### Your instructions
Send back the records in full, character for character.

(Excerpts from a figure dataset)
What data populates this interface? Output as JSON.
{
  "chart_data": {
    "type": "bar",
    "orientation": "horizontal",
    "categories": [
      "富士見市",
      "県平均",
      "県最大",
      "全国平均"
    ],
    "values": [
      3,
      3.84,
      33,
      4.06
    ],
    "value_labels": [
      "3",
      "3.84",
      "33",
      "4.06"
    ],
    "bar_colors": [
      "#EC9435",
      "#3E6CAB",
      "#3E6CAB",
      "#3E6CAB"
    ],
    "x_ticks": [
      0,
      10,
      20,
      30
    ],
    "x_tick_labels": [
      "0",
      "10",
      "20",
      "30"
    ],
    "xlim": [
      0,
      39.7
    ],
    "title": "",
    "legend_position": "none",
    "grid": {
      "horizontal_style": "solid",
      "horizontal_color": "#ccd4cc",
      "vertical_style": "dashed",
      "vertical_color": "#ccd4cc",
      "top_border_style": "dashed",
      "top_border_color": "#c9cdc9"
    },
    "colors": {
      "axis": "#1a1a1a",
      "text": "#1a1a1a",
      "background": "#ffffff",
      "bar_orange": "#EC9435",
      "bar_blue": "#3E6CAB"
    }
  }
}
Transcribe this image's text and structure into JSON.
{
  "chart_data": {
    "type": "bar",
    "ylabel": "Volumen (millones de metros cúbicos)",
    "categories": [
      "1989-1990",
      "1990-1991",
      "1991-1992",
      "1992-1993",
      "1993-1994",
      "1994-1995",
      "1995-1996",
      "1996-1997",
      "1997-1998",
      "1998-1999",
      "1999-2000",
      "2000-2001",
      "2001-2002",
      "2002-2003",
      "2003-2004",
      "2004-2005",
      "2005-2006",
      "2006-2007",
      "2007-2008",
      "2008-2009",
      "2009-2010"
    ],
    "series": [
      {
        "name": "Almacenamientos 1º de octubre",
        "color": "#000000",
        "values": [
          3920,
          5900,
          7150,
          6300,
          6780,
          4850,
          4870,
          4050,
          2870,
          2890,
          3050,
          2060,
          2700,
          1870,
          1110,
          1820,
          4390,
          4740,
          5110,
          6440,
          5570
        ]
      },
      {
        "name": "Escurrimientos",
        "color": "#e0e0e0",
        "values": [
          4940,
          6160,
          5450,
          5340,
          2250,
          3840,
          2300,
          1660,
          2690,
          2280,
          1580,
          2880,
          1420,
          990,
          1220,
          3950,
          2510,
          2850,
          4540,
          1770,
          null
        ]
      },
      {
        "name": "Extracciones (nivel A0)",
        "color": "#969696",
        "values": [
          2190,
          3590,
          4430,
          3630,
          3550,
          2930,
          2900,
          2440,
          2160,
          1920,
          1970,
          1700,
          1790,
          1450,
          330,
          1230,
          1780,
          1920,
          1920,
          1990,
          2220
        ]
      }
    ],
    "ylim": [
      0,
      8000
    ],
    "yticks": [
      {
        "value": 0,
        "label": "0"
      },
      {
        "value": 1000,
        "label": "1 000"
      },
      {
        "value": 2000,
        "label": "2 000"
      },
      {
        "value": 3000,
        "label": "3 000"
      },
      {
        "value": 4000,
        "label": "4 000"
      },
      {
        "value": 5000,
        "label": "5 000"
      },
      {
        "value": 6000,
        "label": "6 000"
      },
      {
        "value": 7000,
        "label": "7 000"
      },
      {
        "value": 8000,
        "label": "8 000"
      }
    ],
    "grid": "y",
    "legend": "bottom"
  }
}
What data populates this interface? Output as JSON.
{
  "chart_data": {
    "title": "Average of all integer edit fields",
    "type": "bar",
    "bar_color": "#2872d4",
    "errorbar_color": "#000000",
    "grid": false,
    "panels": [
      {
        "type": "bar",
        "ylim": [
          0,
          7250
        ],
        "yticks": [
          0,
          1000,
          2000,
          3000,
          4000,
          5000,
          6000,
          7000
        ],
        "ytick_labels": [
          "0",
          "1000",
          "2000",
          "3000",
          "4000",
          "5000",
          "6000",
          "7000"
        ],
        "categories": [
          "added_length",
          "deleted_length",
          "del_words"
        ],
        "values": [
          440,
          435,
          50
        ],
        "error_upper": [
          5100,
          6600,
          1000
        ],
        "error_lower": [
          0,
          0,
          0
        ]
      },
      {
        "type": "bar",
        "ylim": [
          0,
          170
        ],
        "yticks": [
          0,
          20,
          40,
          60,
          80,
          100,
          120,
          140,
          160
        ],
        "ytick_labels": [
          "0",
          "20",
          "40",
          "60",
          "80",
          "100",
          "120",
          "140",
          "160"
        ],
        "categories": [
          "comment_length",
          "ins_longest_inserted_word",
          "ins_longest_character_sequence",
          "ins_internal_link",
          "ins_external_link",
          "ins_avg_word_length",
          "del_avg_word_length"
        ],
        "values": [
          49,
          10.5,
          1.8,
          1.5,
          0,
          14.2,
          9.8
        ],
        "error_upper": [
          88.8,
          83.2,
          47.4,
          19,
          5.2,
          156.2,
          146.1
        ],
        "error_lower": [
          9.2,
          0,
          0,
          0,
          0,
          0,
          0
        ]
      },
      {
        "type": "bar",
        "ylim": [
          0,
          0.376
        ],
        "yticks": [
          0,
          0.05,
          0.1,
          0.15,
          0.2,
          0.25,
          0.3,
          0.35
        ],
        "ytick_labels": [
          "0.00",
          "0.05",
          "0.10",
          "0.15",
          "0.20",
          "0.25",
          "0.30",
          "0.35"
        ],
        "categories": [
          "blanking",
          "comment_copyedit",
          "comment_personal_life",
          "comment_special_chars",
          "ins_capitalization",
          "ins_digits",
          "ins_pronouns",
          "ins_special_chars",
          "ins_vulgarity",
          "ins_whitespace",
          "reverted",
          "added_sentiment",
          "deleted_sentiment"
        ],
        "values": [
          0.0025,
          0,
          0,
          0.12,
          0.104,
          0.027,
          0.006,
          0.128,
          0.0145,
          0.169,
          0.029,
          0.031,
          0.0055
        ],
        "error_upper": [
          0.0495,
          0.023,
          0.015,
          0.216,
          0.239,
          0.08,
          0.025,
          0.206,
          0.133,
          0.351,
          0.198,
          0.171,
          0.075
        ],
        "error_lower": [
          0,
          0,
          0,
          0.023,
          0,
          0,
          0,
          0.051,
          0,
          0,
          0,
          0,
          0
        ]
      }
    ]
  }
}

### Correct answer
What data populates this interface? Output as JSON.
{
  "chart_data": {
    "type": "bar",
    "orientation": "horizontal",
    "categories": [
      "富士見市",
      "県平均",
      "県最大",
      "全国平均"
    ],
    "values": [
      3,
      3.84,
      33,
      4.06
    ],
    "value_labels": [
      "3",
      "3.84",
      "33",
      "4.06"
    ],
    "bar_colors": [
      "#EC9435",
      "#3E6CAB",
      "#3E6CAB",
      "#3E6CAB"
    ],
    "x_ticks": [
      0,
      10,
      20,
      30
    ],
    "x_tick_labels": [
      "0",
      "10",
      "20",
      "30"
    ],
    "xlim": [
      0,
      39.7
    ],
    "title": "",
    "legend_position": "none",
    "grid": {
      "horizontal_style": "solid",
      "horizontal_color": "#ccd4cc",
      "vertical_style": "dashed",
      "vertical_color": "#ccd4cc",
      "top_border_style": "dashed",
      "top_border_color": "#c9cdc9"
    },
    "colors": {
      "axis": "#1a1a1a",
      "text": "#1a1a1a",
      "background": "#ffffff",
      "bar_orange": "#EC9435",
      "bar_blue": "#3E6CAB"
    }
  }
}
Transcribe this image's text and structure into JSON.
{
  "chart_data": {
    "type": "bar",
    "ylabel": "Volumen (millones de metros cúbicos)",
    "categories": [
      "1989-1990",
      "1990-1991",
      "1991-1992",
      "1992-1993",
      "1993-1994",
      "1994-1995",
      "1995-1996",
      "1996-1997",
      "1997-1998",
      "1998-1999",
      "1999-2000",
      "2000-2001",
      "2001-2002",
      "2002-2003",
      "2003-2004",
      "2004-2005",
      "2005-2006",
      "2006-2007",
      "2007-2008",
      "2008-2009",
      "2009-2010"
    ],
    "series": [
      {
        "name": "Almacenamientos 1º de octubre",
        "color": "#000000",
        "values": [
          3920,
          5900,
          7150,
          6300,
          6780,
          4850,
          4870,
          4050,
          2870,
          2890,
          3050,
          2060,
          2700,
          1870,
          1110,
          1820,
          4390,
          4740,
          5110,
          6440,
          5570
        ]
      },
      {
        "name": "Escurrimientos",
        "color": "#e0e0e0",
        "values": [
          4940,
          6160,
          5450,
          5340,
          2250,
          3840,
          2300,
          1660,
          2690,
          2280,
          1580,
          2880,
          1420,
          990,
          1220,
          3950,
          2510,
          2850,
          4540,
          1770,
          null
        ]
      },
      {
        "name": "Extracciones (nivel A0)",
        "color": "#969696",
        "values": [
          2190,
          3590,
          4430,
          3630,
          3550,
          2930,
          2900,
          2440,
          2160,
          1920,
          1970,
          1700,
          1790,
          1450,
          330,
          1230,
          1780,
          1920,
          1920,
          1990,
          2220
        ]
      }
    ],
    "ylim": [
      0,
      8000
    ],
    "yticks": [
      {
        "value": 0,
        "label": "0"
      },
      {
        "value": 1000,
        "label": "1 000"
      },
      {
        "value": 2000,
        "label": "2 000"
      },
      {
        "value": 3000,
        "label": "3 000"
      },
      {
        "value": 4000,
        "label": "4 000"
      },
      {
        "value": 5000,
        "label": "5 000"
      },
      {
        "value": 6000,
        "label": "6 000"
      },
      {
        "value": 7000,
        "label": "7 000"
      },
      {
        "value": 8000,
        "label": "8 000"
      }
    ],
    "grid": "y",
    "legend": "bottom"
  }
}
What data populates this interface? Output as JSON.
{
  "chart_data": {
    "title": "Average of all integer edit fields",
    "type": "bar",
    "bar_color": "#2872d4",
    "errorbar_color": "#000000",
    "grid": false,
    "panels": [
      {
        "type": "bar",
        "ylim": [
          0,
          7250
        ],
        "yticks": [
          0,
          1000,
          2000,
          3000,
          4000,
          5000,
          6000,
          7000
        ],
        "ytick_labels": [
          "0",
          "1000",
          "2000",
          "3000",
          "4000",
          "5000",
          "6000",
          "7000"
        ],
        "categories": [
          "added_length",
          "deleted_length",
          "del_words"
        ],
        "values": [
          440,
          435,
          50
        ],
        "error_upper": [
          5100,
          6600,
          1000
        ],
        "error_lower": [
          0,
          0,
          0
        ]
      },
      {
        "type": "bar",
        "ylim": [
          0,
          170
        ],
        "yticks": [
          0,
          20,
          40,
          60,
          80,
          100,
          120,
          140,
          160
        ],
        "ytick_labels": [
          "0",
          "20",
          "40",
          "60",
          "80",
          "100",
          "120",
          "140",
          "160"
        ],
        "categories": [
          "comment_length",
          "ins_longest_inserted_word",
          "ins_longest_character_sequence",
          "ins_internal_link",
          "ins_external_link",
          "ins_avg_word_length",
          "del_avg_word_length"
        ],
        "values": [
          49,
          10.5,
          1.8,
          1.5,
          0,
          14.2,
          9.8
        ],
        "error_upper": [
          88.8,
          83.2,
          47.4,
          19,
          5.2,
          156.2,
          146.1
        ],
        "error_lower": [
          9.2,
          0,
          0,
          0,
          0,
          0,
          0
        ]
      },
      {
        "type": "bar",
        "ylim": [
          0,
          0.376
        ],
        "yticks": [
          0,
          0.05,
          0.1,
          0.15,
          0.2,
          0.25,
          0.3,
          0.35
        ],
        "ytick_labels": [
          "0.00",
          "0.05",
          "0.10",
          "0.15",
          "0.20",
          "0.25",
          "0.30",
          "0.35"
        ],
        "categories": [
          "blanking",
          "comment_copyedit",
          "comment_personal_life",
          "comment_special_chars",
          "ins_capitalization",
          "ins_digits",
          "ins_pronouns",
          "ins_special_chars",
          "ins_vulgarity",
          "ins_whitespace",
          "reverted",
          "added_sentiment",
          "deleted_sentiment"
        ],
        "values": [
          0.0025,
          0,
          0,
          0.12,
          0.104,
          0.027,
          0.006,
          0.128,
          0.0145,
          0.169,
          0.029,
          0.031,
          0.0055
        ],
        "error_upper": [
          0.0495,
          0.023,
          0.015,
          0.216,
          0.239,
          0.08,
          0.025,
          0.206,
          0.133,
          0.351,
          0.198,
          0.171,
          0.075
        ],
        "error_lower": [
          0,
          0,
          0,
          0.023,
          0,
          0,
          0,
          0.051,
          0,
          0,
          0,
          0,
          0
        ]
      }
    ]
  }
}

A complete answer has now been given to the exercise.